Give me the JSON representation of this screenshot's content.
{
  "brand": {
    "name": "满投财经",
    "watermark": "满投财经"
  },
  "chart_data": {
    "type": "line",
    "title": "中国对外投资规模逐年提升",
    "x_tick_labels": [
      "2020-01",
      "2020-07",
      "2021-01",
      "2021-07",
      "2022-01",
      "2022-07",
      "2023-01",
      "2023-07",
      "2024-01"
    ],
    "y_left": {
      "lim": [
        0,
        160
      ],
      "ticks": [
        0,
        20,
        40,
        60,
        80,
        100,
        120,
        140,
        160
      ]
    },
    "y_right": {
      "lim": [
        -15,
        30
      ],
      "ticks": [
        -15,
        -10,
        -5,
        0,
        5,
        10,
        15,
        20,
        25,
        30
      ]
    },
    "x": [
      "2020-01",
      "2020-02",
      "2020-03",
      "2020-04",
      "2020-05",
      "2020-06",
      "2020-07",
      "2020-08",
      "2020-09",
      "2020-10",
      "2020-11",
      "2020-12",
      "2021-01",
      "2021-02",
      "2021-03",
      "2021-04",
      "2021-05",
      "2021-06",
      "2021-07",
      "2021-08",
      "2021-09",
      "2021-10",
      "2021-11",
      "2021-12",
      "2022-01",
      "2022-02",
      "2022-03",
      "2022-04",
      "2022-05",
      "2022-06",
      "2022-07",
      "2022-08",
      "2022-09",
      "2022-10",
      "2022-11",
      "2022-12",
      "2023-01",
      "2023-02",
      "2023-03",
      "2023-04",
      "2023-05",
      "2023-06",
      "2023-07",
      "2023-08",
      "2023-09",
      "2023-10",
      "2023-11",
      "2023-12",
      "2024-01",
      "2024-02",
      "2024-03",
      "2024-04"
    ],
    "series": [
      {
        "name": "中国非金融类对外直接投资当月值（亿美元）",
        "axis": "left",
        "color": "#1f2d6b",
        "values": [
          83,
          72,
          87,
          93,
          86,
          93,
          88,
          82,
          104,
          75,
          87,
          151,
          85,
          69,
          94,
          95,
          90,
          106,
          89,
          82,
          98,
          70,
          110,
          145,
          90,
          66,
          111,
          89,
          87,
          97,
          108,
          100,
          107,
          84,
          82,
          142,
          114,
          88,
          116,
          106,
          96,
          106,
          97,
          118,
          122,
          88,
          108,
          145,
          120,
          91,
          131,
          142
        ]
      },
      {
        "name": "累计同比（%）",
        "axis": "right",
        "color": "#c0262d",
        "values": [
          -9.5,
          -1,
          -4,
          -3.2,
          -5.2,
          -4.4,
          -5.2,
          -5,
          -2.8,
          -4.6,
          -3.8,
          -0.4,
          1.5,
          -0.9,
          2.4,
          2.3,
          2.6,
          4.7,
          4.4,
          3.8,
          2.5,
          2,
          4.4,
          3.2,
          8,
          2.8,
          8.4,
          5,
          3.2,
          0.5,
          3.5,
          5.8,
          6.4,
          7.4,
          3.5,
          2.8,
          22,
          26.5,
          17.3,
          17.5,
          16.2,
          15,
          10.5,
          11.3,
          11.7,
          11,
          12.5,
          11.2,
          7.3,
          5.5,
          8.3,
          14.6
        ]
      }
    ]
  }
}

----

- **What to produce**
Print out the whole listing exactly as it appears.

- **Complete output**
Give me the JSON representation of this screenshot's content.
{
  "brand": {
    "name": "满投财经",
    "watermark": "满投财经"
  },
  "chart_data": {
    "type": "line",
    "title": "中国对外投资规模逐年提升",
    "x_tick_labels": [
      "2020-01",
      "2020-07",
      "2021-01",
      "2021-07",
      "2022-01",
      "2022-07",
      "2023-01",
      "2023-07",
      "2024-01"
    ],
    "y_left": {
      "lim": [
        0,
        160
      ],
      "ticks": [
        0,
        20,
        40,
        60,
        80,
        100,
        120,
        140,
        160
      ]
    },
    "y_right": {
      "lim": [
        -15,
        30
      ],
      "ticks": [
        -15,
        -10,
        -5,
        0,
        5,
        10,
        15,
        20,
        25,
        30
      ]
    },
    "x": [
      "2020-01",
      "2020-02",
      "2020-03",
      "2020-04",
      "2020-05",
      "2020-06",
      "2020-07",
      "2020-08",
      "2020-09",
      "2020-10",
      "2020-11",
      "2020-12",
      "2021-01",
      "2021-02",
      "2021-03",
      "2021-04",
      "2021-05",
      "2021-06",
      "2021-07",
      "2021-08",
      "2021-09",
      "2021-10",
      "2021-11",
      "2021-12",
      "2022-01",
      "2022-02",
      "2022-03",
      "2022-04",
      "2022-05",
      "2022-06",
      "2022-07",
      "2022-08",
      "2022-09",
      "2022-10",
      "2022-11",
      "2022-12",
      "2023-01",
      "2023-02",
      "2023-03",
      "2023-04",
      "2023-05",
      "2023-06",
      "2023-07",
      "2023-08",
      "2023-09",
      "2023-10",
      "2023-11",
      "2023-12",
      "2024-01",
      "2024-02",
      "2024-03",
      "2024-04"
    ],
    "series": [
      {
        "name": "中国非金融类对外直接投资当月值（亿美元）",
        "axis": "left",
        "color": "#1f2d6b",
        "values": [
          83,
          72,
          87,
          93,
          86,
          93,
          88,
          82,
          104,
          75,
          87,
          151,
          85,
          69,
          94,
          95,
          90,
          106,
          89,
          82,
          98,
          70,
          110,
          145,
          90,
          66,
          111,
          89,
          87,
          97,
          108,
          100,
          107,
          84,
          82,
          142,
          114,
          88,
          116,
          106,
          96,
          106,
          97,
          118,
          122,
          88,
          108,
          145,
          120,
          91,
          131,
          142
        ]
      },
      {
        "name": "累计同比（%）",
        "axis": "right",
        "color": "#c0262d",
        "values": [
          -9.5,
          -1,
          -4,
          -3.2,
          -5.2,
          -4.4,
          -5.2,
          -5,
          -2.8,
          -4.6,
          -3.8,
          -0.4,
          1.5,
          -0.9,
          2.4,
          2.3,
          2.6,
          4.7,
          4.4,
          3.8,
          2.5,
          2,
          4.4,
          3.2,
          8,
          2.8,
          8.4,
          5,
          3.2,
          0.5,
          3.5,
          5.8,
          6.4,
          7.4,
          3.5,
          2.8,
          22,
          26.5,
          17.3,
          17.5,
          16.2,
          15,
          10.5,
          11.3,
          11.7,
          11,
          12.5,
          11.2,
          7.3,
          5.5,
          8.3,
          14.6
        ]
      }
    ]
  }
}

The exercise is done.